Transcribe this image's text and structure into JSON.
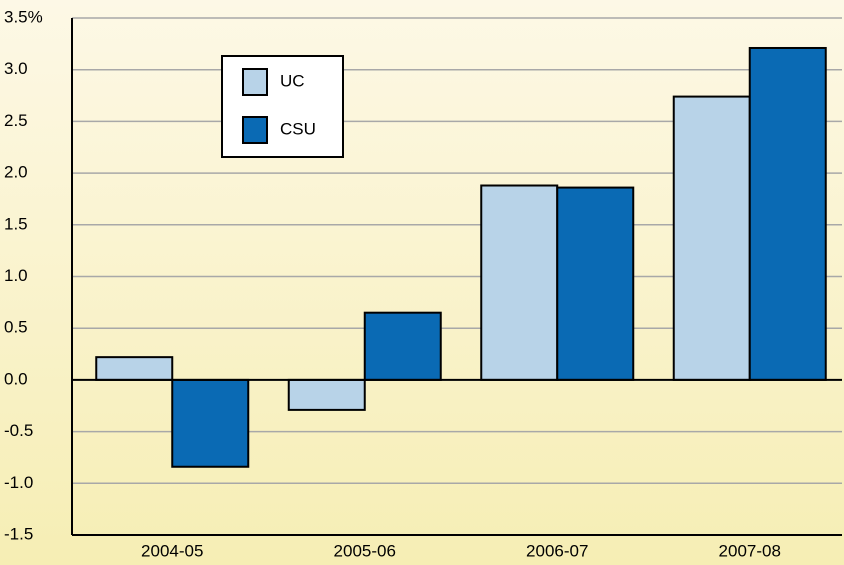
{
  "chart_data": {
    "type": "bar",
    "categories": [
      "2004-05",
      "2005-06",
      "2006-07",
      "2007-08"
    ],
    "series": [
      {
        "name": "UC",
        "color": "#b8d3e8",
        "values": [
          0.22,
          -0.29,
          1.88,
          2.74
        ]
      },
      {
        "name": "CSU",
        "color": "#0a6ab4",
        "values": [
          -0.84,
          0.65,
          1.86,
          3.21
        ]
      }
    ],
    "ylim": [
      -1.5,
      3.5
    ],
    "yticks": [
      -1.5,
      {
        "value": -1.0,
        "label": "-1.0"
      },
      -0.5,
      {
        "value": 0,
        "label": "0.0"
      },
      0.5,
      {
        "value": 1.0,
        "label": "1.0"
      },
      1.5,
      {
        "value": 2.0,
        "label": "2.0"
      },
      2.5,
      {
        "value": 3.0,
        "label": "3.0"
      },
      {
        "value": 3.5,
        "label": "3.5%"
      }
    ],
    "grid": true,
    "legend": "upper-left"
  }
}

• **Directions**
Where a line of the material above holds the string "label", copy that line.

• **Answer in full**
        "label": "-1.0"
        "label": "0.0"
        "label": "1.0"
        "label": "2.0"
        "label": "3.0"
        "label": "3.5%"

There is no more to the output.